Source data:
_ _ _
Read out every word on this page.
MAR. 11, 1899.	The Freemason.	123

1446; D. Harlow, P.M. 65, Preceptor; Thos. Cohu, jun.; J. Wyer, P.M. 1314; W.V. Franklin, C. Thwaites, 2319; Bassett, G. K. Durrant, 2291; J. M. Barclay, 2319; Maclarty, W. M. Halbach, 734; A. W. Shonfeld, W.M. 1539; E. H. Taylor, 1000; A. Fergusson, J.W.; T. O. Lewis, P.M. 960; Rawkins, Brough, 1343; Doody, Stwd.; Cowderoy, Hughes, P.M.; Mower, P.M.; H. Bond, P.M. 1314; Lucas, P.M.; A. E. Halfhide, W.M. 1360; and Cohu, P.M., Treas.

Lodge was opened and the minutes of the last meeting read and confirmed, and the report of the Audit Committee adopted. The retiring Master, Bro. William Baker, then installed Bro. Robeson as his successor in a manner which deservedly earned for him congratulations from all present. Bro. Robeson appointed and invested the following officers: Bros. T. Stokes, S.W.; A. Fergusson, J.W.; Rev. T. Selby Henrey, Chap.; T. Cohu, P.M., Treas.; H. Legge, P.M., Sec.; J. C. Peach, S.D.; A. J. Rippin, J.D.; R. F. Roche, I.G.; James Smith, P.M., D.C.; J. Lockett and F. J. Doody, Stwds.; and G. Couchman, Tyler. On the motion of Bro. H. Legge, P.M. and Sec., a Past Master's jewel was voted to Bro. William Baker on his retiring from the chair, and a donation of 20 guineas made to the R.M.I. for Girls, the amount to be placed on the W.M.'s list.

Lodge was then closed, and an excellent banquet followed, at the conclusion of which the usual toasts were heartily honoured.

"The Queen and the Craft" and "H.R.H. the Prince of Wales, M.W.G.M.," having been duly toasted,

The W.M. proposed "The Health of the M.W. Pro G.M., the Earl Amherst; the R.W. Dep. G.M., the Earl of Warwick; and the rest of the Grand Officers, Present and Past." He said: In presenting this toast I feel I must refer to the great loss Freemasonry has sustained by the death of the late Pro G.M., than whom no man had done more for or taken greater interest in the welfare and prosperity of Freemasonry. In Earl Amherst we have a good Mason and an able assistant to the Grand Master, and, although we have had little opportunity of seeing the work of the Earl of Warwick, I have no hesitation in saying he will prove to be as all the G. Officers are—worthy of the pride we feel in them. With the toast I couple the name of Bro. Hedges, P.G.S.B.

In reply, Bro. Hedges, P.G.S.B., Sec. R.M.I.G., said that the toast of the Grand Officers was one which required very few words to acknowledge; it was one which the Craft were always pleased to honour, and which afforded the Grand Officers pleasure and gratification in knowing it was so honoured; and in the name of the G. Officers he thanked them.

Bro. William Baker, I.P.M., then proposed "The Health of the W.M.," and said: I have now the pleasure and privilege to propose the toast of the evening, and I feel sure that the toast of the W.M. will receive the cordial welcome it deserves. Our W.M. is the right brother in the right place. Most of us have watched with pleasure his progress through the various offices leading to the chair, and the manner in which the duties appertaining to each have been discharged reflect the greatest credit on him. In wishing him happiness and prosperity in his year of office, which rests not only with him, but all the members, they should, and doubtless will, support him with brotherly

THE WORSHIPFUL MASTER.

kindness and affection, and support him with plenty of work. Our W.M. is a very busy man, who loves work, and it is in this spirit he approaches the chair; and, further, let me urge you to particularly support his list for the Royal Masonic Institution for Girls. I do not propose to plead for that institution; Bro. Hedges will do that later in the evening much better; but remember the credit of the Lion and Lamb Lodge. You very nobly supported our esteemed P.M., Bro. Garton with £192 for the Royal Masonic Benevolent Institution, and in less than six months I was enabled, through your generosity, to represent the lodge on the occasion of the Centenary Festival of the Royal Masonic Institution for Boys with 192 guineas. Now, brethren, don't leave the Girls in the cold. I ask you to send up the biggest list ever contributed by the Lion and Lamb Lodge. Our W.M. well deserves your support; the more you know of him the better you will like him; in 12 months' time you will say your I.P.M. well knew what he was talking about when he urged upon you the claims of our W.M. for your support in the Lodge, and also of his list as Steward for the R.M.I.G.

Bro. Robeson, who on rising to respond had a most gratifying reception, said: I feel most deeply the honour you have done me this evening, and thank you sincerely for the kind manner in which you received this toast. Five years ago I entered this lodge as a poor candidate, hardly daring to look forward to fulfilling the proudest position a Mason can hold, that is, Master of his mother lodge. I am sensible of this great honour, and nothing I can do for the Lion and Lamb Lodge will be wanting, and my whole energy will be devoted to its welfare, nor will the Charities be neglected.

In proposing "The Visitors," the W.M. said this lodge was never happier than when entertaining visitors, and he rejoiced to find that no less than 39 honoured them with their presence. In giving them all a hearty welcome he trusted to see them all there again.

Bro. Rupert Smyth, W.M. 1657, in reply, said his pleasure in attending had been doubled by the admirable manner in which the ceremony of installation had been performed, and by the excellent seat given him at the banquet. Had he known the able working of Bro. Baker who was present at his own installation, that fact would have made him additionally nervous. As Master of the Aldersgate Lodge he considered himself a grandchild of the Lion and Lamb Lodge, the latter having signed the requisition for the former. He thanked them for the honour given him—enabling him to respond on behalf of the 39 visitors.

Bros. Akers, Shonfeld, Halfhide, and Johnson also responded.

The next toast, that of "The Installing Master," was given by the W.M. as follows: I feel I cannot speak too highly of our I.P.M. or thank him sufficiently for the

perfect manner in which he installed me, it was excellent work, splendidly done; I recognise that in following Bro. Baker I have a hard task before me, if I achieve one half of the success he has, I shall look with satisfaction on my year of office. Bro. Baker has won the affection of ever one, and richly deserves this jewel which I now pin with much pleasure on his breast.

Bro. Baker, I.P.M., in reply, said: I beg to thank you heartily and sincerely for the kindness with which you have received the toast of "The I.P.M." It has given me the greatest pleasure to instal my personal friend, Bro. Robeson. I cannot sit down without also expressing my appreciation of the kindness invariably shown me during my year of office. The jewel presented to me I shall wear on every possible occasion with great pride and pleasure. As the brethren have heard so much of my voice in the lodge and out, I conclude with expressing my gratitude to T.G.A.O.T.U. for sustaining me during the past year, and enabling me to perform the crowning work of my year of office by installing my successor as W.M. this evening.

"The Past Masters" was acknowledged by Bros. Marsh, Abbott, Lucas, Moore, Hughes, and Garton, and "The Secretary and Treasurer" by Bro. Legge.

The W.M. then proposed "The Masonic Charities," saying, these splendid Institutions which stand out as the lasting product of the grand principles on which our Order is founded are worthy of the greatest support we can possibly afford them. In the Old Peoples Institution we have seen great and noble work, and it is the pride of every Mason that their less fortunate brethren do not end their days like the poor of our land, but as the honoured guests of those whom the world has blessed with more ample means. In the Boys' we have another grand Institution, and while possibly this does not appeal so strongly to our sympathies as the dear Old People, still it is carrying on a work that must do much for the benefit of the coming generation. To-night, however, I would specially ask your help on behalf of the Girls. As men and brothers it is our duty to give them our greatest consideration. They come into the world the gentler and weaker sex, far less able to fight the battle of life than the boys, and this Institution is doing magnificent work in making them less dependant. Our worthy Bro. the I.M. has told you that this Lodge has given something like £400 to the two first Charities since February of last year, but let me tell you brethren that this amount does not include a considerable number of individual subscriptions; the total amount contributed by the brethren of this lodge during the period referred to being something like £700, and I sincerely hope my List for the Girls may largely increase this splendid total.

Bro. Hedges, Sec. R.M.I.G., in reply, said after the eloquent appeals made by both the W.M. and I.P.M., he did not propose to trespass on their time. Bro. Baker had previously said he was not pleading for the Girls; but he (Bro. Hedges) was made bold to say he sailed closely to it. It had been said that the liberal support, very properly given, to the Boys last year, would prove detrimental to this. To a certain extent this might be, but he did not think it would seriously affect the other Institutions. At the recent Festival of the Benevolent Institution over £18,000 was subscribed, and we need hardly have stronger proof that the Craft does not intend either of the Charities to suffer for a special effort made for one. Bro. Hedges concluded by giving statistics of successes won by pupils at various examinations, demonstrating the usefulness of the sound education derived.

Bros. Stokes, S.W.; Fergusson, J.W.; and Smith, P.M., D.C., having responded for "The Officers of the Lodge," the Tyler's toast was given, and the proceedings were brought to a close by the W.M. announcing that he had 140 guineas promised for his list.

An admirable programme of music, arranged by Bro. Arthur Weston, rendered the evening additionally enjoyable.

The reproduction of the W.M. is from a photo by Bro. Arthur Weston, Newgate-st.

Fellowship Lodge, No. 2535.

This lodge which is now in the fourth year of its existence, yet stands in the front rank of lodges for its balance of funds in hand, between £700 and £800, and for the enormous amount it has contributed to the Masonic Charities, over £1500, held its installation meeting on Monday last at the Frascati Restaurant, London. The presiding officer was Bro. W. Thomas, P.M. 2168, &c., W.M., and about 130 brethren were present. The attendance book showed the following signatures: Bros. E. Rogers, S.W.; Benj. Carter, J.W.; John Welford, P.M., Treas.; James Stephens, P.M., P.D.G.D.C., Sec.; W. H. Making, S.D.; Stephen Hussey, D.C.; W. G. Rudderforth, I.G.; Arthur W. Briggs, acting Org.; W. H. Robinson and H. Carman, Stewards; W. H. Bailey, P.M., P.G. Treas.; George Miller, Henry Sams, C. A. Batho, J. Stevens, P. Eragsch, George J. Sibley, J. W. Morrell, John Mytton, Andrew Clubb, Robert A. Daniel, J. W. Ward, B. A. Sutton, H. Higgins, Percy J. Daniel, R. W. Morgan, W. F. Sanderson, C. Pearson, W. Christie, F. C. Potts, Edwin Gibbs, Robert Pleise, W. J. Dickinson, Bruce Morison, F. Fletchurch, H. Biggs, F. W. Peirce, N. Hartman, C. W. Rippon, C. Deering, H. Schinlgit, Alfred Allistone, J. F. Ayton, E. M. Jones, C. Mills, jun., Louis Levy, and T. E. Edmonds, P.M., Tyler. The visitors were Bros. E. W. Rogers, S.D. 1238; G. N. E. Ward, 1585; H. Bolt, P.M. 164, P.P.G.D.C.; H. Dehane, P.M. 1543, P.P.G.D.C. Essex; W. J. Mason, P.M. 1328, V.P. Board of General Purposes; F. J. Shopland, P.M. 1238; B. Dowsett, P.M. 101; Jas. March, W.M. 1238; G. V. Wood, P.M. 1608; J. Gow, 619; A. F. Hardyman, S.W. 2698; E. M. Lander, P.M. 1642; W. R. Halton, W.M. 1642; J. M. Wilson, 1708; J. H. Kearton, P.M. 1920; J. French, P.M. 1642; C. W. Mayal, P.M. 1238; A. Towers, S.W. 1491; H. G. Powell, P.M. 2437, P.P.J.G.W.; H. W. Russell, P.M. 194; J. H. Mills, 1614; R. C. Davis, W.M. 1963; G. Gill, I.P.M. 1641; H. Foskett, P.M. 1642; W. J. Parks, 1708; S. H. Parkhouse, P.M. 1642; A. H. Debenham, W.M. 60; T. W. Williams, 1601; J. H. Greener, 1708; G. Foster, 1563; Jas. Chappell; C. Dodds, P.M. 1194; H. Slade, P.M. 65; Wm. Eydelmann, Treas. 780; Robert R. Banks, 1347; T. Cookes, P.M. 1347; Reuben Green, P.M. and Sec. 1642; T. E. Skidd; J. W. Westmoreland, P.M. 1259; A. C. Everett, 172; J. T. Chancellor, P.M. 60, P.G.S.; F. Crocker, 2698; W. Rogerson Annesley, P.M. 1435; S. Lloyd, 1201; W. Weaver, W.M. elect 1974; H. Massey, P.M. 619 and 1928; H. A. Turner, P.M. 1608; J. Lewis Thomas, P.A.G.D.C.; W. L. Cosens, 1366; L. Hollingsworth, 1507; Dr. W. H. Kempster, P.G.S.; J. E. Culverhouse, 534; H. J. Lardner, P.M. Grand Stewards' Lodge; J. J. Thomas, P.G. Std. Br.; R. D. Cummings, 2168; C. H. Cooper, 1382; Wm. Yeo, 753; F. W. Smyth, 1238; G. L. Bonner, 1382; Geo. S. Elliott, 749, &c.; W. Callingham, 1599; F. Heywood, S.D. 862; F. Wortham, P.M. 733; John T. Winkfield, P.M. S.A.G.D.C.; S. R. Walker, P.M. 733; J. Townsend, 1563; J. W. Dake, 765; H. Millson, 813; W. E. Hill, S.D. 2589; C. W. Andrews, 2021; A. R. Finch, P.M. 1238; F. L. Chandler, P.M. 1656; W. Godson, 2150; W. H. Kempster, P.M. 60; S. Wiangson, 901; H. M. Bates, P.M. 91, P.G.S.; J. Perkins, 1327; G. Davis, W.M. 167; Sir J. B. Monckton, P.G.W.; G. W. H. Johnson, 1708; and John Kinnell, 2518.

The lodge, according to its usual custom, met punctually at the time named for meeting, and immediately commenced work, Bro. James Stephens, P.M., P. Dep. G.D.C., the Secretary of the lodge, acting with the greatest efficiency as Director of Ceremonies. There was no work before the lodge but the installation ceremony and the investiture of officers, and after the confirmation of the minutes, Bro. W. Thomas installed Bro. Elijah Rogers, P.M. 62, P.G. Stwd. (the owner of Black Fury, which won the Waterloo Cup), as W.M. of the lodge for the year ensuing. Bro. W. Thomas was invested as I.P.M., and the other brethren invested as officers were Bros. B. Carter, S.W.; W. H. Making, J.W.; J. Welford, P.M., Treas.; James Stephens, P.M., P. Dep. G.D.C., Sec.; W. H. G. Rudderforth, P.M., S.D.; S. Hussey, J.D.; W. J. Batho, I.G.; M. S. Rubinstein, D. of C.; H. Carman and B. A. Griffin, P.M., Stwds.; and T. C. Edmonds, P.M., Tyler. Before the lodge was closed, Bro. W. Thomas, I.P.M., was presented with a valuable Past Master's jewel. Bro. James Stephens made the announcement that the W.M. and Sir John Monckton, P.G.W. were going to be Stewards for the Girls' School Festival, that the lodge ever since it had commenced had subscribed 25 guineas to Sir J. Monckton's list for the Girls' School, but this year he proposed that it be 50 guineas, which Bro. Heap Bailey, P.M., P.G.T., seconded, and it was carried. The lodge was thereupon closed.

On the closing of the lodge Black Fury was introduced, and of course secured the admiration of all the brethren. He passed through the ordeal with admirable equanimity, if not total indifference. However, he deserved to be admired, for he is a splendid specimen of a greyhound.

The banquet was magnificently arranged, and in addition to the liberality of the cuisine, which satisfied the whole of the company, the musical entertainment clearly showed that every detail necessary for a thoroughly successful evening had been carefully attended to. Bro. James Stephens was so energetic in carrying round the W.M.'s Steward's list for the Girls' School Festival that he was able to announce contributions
_ _ _
● **TASK REQUIREMENTS**
Exactly how many lines contain "Weston"? State the number and nothing else.

● **RESPONSE**
2